Exercise details: Check each line of the listing for the word "type" and give only the number of lines that have it.

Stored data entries
################
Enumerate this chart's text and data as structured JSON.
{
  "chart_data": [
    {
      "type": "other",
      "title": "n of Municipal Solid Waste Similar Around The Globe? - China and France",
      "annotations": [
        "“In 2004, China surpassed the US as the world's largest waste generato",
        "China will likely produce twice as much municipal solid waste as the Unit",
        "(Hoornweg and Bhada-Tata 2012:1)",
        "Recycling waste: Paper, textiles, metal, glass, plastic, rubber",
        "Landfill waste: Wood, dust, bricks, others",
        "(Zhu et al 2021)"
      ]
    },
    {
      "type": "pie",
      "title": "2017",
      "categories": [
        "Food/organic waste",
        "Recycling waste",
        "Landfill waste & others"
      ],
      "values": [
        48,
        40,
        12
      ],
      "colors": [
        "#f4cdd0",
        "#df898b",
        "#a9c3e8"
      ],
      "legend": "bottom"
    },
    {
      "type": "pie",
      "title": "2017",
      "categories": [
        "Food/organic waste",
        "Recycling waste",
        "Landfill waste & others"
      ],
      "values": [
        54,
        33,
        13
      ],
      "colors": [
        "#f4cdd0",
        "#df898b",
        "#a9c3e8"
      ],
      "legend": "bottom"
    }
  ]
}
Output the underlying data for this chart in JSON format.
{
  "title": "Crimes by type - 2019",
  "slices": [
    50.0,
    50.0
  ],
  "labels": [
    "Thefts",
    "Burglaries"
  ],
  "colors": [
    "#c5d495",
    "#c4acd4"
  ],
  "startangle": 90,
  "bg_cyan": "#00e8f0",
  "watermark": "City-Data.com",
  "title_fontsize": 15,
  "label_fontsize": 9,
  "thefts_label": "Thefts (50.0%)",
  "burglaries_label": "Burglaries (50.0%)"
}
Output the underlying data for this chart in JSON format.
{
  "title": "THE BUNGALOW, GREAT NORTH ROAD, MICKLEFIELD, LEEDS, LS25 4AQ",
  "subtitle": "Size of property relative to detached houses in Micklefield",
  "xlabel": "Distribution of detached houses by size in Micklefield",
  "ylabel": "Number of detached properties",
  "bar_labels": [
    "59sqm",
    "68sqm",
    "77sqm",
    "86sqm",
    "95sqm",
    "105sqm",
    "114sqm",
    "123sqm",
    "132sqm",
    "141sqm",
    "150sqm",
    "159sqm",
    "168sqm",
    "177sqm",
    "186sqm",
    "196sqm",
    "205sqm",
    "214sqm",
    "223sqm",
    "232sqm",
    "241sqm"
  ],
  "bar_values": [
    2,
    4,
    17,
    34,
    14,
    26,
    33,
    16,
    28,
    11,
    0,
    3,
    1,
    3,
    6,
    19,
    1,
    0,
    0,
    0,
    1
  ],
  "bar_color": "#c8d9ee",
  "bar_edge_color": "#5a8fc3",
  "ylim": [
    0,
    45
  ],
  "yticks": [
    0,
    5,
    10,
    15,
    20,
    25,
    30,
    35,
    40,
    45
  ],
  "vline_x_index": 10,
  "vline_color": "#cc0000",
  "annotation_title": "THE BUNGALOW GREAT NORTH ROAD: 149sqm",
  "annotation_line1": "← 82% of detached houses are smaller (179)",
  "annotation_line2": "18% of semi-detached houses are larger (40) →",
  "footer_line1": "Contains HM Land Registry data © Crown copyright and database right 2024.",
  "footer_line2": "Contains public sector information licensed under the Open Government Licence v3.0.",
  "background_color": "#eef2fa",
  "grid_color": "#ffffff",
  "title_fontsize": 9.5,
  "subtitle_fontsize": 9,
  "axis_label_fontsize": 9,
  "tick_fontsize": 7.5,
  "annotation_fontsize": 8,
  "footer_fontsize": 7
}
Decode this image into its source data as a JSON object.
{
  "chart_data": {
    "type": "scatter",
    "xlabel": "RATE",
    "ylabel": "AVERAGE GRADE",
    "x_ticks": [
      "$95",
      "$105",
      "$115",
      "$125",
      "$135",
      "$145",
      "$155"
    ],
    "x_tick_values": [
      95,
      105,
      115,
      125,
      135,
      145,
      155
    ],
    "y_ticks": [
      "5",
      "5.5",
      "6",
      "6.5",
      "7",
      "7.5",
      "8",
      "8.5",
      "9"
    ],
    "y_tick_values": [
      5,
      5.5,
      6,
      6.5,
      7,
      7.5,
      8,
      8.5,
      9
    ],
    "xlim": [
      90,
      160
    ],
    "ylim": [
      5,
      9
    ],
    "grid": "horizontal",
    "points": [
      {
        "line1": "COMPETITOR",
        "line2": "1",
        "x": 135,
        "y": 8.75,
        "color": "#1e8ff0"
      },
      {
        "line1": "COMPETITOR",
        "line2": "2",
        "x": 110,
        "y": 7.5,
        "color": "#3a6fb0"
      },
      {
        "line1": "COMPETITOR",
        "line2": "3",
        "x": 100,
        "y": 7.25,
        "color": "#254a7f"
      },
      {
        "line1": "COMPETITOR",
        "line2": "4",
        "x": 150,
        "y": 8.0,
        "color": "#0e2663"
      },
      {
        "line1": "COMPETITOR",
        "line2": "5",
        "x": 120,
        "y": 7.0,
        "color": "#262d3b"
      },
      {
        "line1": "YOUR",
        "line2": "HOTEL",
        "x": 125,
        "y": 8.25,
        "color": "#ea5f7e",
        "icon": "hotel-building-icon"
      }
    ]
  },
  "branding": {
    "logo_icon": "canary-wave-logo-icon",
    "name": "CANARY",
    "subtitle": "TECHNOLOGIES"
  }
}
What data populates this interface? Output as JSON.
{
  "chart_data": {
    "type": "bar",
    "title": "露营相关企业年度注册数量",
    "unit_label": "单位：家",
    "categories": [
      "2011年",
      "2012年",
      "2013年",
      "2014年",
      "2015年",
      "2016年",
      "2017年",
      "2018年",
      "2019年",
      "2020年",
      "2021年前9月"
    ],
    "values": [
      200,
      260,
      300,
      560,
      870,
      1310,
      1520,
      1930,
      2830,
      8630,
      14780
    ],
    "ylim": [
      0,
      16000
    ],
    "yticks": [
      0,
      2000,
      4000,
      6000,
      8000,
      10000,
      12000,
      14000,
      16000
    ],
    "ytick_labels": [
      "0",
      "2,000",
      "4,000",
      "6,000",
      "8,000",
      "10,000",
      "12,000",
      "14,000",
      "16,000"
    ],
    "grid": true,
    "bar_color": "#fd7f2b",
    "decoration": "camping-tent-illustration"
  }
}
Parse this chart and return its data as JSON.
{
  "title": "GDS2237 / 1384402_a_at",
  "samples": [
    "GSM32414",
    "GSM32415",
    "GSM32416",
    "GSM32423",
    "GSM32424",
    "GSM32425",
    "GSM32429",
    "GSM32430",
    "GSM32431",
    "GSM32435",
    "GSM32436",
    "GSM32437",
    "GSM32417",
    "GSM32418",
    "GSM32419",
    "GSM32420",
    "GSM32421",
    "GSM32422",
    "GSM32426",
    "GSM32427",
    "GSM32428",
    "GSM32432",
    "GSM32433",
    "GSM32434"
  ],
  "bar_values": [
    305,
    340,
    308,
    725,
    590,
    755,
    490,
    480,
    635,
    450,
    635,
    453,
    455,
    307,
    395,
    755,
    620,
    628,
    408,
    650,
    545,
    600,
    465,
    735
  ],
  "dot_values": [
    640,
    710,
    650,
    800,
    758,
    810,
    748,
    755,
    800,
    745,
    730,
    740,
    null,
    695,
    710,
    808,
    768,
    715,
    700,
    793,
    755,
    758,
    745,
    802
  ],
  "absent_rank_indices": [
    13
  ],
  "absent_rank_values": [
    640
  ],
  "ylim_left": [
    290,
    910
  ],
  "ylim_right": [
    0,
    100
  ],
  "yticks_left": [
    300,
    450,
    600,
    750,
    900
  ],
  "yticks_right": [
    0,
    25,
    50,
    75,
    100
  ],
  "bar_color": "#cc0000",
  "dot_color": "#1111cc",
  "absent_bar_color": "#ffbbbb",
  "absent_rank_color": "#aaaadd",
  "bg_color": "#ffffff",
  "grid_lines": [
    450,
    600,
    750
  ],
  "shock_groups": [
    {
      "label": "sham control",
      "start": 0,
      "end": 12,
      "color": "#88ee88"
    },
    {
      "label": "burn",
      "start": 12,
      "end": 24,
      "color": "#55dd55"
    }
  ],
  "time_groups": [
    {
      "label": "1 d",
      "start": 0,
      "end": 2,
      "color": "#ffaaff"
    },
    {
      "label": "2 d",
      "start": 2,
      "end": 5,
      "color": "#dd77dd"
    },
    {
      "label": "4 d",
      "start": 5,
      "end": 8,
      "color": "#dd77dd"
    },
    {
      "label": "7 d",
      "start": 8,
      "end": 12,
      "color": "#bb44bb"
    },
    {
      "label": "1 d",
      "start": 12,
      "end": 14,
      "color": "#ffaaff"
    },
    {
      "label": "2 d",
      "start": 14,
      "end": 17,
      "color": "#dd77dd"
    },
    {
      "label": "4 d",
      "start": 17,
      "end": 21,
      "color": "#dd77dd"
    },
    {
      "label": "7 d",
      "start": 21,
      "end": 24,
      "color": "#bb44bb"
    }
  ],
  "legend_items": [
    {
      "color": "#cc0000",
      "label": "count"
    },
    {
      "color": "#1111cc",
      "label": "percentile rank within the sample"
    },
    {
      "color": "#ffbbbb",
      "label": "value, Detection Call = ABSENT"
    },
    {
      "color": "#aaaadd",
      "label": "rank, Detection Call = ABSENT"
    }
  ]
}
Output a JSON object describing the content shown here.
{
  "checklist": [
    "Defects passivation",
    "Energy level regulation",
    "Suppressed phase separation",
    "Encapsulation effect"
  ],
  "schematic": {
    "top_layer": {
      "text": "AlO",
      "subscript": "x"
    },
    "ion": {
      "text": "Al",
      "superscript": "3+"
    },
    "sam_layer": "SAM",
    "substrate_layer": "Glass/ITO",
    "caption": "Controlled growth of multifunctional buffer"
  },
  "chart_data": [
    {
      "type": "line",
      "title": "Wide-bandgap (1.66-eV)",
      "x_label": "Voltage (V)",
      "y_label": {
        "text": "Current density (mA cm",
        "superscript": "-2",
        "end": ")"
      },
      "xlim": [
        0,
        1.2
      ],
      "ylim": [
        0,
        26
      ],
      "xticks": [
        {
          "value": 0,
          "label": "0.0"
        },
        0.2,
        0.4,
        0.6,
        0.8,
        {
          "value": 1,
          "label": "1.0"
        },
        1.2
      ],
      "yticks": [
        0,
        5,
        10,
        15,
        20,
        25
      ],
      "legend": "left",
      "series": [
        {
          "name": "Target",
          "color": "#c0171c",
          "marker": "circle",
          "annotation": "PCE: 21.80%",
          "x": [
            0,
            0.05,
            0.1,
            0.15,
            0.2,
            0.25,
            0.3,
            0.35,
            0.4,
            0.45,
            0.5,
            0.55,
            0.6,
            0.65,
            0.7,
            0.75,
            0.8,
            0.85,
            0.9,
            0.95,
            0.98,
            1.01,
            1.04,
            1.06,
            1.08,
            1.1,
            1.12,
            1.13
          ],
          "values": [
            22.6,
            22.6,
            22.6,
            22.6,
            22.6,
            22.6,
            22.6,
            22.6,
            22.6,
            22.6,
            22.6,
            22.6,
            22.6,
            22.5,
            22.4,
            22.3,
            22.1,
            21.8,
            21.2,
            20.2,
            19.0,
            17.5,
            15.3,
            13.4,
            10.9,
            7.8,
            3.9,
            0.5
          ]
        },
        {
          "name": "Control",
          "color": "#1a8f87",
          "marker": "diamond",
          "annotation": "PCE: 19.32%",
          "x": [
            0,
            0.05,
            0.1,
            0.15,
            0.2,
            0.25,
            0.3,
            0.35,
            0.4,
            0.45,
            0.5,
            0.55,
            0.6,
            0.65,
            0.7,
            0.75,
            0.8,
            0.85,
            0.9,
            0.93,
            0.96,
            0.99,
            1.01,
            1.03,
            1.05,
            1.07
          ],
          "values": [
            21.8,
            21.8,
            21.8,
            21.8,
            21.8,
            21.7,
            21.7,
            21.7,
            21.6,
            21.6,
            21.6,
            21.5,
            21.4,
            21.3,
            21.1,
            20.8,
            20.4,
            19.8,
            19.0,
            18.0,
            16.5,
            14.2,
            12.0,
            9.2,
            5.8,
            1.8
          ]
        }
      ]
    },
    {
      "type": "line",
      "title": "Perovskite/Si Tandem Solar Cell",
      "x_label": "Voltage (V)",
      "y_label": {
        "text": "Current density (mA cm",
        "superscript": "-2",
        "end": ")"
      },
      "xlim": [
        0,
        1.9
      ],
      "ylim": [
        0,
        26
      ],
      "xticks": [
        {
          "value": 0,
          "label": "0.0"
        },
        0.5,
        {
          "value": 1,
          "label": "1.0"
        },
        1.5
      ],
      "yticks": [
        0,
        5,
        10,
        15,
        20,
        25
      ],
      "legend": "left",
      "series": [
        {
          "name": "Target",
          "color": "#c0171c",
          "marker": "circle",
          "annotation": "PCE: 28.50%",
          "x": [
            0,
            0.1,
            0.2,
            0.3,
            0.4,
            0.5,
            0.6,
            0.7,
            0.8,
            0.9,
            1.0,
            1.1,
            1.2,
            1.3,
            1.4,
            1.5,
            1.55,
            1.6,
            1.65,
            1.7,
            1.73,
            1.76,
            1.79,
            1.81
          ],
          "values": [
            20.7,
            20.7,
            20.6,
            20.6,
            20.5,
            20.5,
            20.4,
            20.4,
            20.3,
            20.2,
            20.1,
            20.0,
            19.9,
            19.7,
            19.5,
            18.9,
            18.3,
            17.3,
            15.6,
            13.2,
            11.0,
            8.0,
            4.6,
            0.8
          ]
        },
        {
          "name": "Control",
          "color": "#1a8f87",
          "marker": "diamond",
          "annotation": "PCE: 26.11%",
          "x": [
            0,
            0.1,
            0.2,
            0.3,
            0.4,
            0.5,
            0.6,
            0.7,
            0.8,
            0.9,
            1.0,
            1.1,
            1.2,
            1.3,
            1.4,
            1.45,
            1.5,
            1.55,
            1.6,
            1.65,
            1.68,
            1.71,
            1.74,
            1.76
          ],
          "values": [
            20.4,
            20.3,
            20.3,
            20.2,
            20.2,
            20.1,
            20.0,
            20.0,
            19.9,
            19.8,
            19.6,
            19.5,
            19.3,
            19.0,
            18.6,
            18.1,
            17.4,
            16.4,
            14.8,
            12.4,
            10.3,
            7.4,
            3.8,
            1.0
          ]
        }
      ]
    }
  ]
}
################
Exercise solution: 8